◆ THE REQUEST
Write the next part of the Subsequent 25 manual text, starting after its last sentence.

Subsequent 25 provides both a straightforward signal path and a traditional one-knob-per-function user interface that is ideal for beginning synthesists. Nonetheless, Subsequent 25 stands as an extraordinary addition to any electronic musician’s studio setup or to any live performer’s stage rig. Equipped with vigorous MIDI capabilities, Subsequent 25 can be layered with other MIDI sound sources or integrated into a multitrack DAW-based studio. Your Subsequent 25 can even be used to process sound from other instruments, microphones, or other audio sources.
The Subsequent 25 internal Patches memory stores 16 user-rewritable Presets. The free editor/ librarian/controller plug-in allows your computer to store as many Presets as you like, and provides a graphical user interface for programming your own sounds. Like other synths in the Voyager and Little Phatty families, Subsequent 25 has syncable audio oscillators with continuously variable waveforms, as well as a low-frequency oscillator (LFO) that syncs to MIDI clock and offers a choice of modulation waveforms. In addition to a mono audio output with a dedicated volume knob, Subsequent 25 provides a front-panel headphone output with a separate volume knob.
FEATURES & CONTROLS
PRESETS PANEL
BANK AND PATCH BUTTONS
Subsequent 25 ships with 16 Presets, and you can replace any of them with your own Patches. (The word patch is a holdover from modular synthesis, which requires patch cords to connect the various modules.)
Presets are arranged in four Banks, each containing four Patches. On the front panel’s left side, you’ll see two rows of buttons in the PRESETS section. Use the row on the left to select Banks and the row on the right to select Presets within those Banks. For example, to select Preset 1 in Bank 2, first press the second button on the left and then press the first button on the right. You can tell at
a glance which Preset is active because the corresponding BANK and PATCH buttons will be illuminated. If you select a new Bank, the new BANK button will pulsate slowly until a new Patch is selected.
Take your time, listen to all the Presets, and turn some knobs to get a feel for how you can use them to alter the sounds.
10
PRESETS PANEL (Continued)
(Bank and Patch Controls Continued)
Whenever you want to go back to the original stored Preset, just select it again using the same BANK and PATCH buttons.
NOTE: The buttons found in the PRESETS section also provide access to Shift mode, which allows you to access “under-the-hood” Subsequent 25 features directly from the front panel. To learn more, see page 27.

(Spatial annotation records)
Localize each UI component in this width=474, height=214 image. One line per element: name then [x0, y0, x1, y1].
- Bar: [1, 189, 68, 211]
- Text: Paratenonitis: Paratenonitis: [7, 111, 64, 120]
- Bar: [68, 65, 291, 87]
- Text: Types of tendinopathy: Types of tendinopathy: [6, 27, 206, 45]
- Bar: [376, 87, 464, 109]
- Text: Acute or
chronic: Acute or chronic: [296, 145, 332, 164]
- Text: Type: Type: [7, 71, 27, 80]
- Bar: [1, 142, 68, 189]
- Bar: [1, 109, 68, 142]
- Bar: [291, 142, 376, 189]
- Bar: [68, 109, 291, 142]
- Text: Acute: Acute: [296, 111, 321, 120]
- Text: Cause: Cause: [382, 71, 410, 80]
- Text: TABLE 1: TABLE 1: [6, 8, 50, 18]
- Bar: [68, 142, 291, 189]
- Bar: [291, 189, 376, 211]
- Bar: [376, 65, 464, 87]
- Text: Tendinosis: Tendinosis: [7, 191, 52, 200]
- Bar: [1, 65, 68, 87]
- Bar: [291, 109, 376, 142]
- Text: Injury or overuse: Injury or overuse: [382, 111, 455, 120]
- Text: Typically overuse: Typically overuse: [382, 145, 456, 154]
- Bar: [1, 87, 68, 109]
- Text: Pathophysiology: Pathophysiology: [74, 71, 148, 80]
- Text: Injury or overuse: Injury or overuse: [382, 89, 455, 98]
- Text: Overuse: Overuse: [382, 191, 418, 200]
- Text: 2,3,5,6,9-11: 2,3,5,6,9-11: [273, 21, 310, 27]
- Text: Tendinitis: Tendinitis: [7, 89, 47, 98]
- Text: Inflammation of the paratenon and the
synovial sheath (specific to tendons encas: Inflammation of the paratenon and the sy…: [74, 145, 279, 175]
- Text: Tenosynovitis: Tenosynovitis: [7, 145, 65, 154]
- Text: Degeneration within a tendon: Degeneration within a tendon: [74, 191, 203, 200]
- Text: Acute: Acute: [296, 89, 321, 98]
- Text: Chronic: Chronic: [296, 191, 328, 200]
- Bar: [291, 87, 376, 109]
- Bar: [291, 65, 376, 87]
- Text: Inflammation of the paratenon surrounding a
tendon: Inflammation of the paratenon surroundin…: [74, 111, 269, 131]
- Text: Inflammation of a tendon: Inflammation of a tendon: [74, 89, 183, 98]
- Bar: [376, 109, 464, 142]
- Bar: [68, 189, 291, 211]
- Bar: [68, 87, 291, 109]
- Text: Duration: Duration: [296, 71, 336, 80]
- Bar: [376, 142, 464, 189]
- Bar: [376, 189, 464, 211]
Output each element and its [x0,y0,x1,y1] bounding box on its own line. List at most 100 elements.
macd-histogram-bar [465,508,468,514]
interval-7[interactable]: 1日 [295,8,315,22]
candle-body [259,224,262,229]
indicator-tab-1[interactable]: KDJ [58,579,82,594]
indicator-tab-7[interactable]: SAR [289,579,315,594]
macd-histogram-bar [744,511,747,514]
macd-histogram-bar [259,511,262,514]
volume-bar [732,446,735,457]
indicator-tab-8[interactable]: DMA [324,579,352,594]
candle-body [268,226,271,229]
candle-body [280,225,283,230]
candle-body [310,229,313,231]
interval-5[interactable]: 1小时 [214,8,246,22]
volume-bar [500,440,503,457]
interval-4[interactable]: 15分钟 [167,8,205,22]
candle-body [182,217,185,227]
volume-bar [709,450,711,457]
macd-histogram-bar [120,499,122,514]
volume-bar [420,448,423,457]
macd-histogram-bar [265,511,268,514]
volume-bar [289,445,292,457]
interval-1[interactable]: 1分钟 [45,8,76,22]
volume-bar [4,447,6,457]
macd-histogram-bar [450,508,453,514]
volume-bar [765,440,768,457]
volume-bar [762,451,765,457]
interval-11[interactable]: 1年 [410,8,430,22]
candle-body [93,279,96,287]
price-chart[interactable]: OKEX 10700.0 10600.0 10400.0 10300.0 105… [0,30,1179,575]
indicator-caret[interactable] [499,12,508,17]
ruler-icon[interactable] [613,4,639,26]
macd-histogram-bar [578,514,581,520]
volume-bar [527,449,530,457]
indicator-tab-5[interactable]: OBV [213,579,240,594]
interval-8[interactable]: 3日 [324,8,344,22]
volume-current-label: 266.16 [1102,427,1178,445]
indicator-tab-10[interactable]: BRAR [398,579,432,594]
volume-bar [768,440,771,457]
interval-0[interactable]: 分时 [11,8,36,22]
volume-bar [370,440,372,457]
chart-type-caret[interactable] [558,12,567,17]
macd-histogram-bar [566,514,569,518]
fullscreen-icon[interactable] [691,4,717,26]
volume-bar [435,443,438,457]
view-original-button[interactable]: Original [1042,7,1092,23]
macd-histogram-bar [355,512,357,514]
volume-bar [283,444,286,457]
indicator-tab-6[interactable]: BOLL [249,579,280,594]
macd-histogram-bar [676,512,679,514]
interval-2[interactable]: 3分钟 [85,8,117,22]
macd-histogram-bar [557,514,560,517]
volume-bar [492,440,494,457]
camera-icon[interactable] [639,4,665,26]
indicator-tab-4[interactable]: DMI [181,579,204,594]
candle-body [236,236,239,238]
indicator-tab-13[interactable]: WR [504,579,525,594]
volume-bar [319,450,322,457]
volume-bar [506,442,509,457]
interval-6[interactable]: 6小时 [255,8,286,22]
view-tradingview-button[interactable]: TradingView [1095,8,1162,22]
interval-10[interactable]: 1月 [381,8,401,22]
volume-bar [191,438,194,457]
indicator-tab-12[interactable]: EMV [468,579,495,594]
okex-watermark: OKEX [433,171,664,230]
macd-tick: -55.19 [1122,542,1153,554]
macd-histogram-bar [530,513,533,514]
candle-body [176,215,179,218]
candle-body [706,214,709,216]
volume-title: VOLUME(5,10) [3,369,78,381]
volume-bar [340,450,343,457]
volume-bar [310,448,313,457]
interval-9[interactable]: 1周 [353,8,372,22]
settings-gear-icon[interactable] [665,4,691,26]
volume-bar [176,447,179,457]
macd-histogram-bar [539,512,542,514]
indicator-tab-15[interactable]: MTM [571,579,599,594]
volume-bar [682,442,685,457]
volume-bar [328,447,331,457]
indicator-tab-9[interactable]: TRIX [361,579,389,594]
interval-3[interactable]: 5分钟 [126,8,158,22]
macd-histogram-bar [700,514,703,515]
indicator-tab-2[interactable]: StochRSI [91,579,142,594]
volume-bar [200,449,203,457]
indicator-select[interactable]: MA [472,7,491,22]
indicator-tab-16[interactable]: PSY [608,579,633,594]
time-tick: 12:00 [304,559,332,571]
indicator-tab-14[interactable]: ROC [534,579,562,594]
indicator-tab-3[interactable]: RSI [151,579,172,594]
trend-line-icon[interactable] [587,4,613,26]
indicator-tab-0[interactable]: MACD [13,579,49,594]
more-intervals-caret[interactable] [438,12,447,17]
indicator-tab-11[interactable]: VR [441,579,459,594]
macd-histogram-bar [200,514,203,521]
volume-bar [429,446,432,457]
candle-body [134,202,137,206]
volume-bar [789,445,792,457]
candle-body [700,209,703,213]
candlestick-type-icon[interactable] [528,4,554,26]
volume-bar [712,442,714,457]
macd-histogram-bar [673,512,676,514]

◆ REPLY
SAVING PRESETS
Saving Presets is a two-finger maneuver. Just remember that whenever you save a Preset to a particular location, the Preset previously stored in that location will be deleted. To save your changes, press and hold the BANK button corresponding to the Bank in which you want to store your new Preset. While holding the BANK button, press the PATCH button corresponding to the location in which you want to store it, hold both buttons for at least one second, and then release them.
NOTE: Both buttons will flash and then go solid again to indicate that your new Preset has been stored.
If you release both buttons before one second has elapsed, both buttons will continue flashing. By pressing and holding the ACTIVATE PANEL button as they’re flashing, you can listen to the Preset currently stored in the selected location to make sure it’s the one you want to replace. Releasing ACTIVATE PANEL returns to your unsaved Patches. At this point, you can either finish saving your Preset by repeating the save procedure or cancel saving by pressing any of the BANK buttons.
ACTIVATE PANEL
Pressing the ACTIVATE PANEL button puts Subsequent 25 in Panel mode. Pressing it again returns Subsequent 25 to Preset mode. In Panel mode, the front-panel settings determine the sound rather than a stored Preset. The current position of each knob and the status of each button determines the natures of the sound emanating from your Subsequent 25. Dialing up sounds in Panel mode is exactly like dialing up sounds in a classic synth without Patch memory, but when you’re finished sculpting your sound, you can save your work. Saving a Preset stores all the settings that define your new sound.
BASICS OF SOUND
If you’re new to the world of music synthesis, it helps to have at least a rudimentary understanding of music and acoustics. Even if you know this stuff like the back of your hand, it never hurts to approach it from a fresh perspective. Several qualities distinguish one musical sound from another, including pitch, loudness, duration, and timbre. Being able to manipulate those qualities allows you to turn raw sound into music.
Simply put, sound occurs when a vibrating object causes the air around it to vibrate. That object could be a guitar string, a loudspeaker, or anything capable of rapid movement. An individual vibration is called a wave or cycle, and the rate of vibration is called frequency. Frequency determines the sound’s pitch, and pitch determines how high or how low you perceive the sound on a musical scale. Frequency is measured in Hertz (abbreviated Hz), which describes the actual number of times that something vibrates every second. One thousand cycles per second is called a kilohertz (kHz).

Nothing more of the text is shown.